--- Problem to solve ---
All of the material below is to be returned exactly.

--- Records for the exercise ---
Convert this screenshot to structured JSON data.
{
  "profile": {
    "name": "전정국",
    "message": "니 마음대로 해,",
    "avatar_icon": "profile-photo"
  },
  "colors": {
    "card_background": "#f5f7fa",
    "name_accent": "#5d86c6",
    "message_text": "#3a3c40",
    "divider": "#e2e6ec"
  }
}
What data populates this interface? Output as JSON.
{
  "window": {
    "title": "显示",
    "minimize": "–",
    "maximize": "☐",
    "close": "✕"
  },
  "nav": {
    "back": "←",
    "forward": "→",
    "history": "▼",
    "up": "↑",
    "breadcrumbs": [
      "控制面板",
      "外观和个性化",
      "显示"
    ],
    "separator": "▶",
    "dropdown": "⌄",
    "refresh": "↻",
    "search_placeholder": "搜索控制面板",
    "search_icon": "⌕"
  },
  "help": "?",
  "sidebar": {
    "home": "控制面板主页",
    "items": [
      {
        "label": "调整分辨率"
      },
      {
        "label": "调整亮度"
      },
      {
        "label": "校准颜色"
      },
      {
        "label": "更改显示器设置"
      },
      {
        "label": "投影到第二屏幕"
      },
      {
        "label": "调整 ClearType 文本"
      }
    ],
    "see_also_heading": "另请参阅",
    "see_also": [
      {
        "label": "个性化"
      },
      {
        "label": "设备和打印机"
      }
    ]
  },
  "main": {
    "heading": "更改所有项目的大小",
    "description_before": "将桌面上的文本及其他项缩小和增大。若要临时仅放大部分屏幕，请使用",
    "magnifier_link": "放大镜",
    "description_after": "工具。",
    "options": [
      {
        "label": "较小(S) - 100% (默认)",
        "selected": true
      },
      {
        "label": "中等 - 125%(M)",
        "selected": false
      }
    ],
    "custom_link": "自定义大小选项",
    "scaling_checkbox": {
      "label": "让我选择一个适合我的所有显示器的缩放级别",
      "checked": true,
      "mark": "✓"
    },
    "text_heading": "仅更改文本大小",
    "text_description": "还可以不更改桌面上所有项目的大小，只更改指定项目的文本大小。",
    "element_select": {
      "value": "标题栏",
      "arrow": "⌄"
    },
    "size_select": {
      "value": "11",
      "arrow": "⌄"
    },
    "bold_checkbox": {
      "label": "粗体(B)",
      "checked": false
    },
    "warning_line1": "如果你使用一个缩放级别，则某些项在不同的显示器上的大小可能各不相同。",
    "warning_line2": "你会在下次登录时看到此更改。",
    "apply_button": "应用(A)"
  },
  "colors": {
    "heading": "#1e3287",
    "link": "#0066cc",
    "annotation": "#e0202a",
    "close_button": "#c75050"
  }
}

--- Response ---
Convert this screenshot to structured JSON data.
{
  "profile": {
    "name": "전정국",
    "message": "니 마음대로 해,",
    "avatar_icon": "profile-photo"
  },
  "colors": {
    "card_background": "#f5f7fa",
    "name_accent": "#5d86c6",
    "message_text": "#3a3c40",
    "divider": "#e2e6ec"
  }
}
What data populates this interface? Output as JSON.
{
  "window": {
    "title": "显示",
    "minimize": "–",
    "maximize": "☐",
    "close": "✕"
  },
  "nav": {
    "back": "←",
    "forward": "→",
    "history": "▼",
    "up": "↑",
    "breadcrumbs": [
      "控制面板",
      "外观和个性化",
      "显示"
    ],
    "separator": "▶",
    "dropdown": "⌄",
    "refresh": "↻",
    "search_placeholder": "搜索控制面板",
    "search_icon": "⌕"
  },
  "help": "?",
  "sidebar": {
    "home": "控制面板主页",
    "items": [
      {
        "label": "调整分辨率"
      },
      {
        "label": "调整亮度"
      },
      {
        "label": "校准颜色"
      },
      {
        "label": "更改显示器设置"
      },
      {
        "label": "投影到第二屏幕"
      },
      {
        "label": "调整 ClearType 文本"
      }
    ],
    "see_also_heading": "另请参阅",
    "see_also": [
      {
        "label": "个性化"
      },
      {
        "label": "设备和打印机"
      }
    ]
  },
  "main": {
    "heading": "更改所有项目的大小",
    "description_before": "将桌面上的文本及其他项缩小和增大。若要临时仅放大部分屏幕，请使用",
    "magnifier_link": "放大镜",
    "description_after": "工具。",
    "options": [
      {
        "label": "较小(S) - 100% (默认)",
        "selected": true
      },
      {
        "label": "中等 - 125%(M)",
        "selected": false
      }
    ],
    "custom_link": "自定义大小选项",
    "scaling_checkbox": {
      "label": "让我选择一个适合我的所有显示器的缩放级别",
      "checked": true,
      "mark": "✓"
    },
    "text_heading": "仅更改文本大小",
    "text_description": "还可以不更改桌面上所有项目的大小，只更改指定项目的文本大小。",
    "element_select": {
      "value": "标题栏",
      "arrow": "⌄"
    },
    "size_select": {
      "value": "11",
      "arrow": "⌄"
    },
    "bold_checkbox": {
      "label": "粗体(B)",
      "checked": false
    },
    "warning_line1": "如果你使用一个缩放级别，则某些项在不同的显示器上的大小可能各不相同。",
    "warning_line2": "你会在下次登录时看到此更改。",
    "apply_button": "应用(A)"
  },
  "colors": {
    "heading": "#1e3287",
    "link": "#0066cc",
    "annotation": "#e0202a",
    "close_button": "#c75050"
  }
}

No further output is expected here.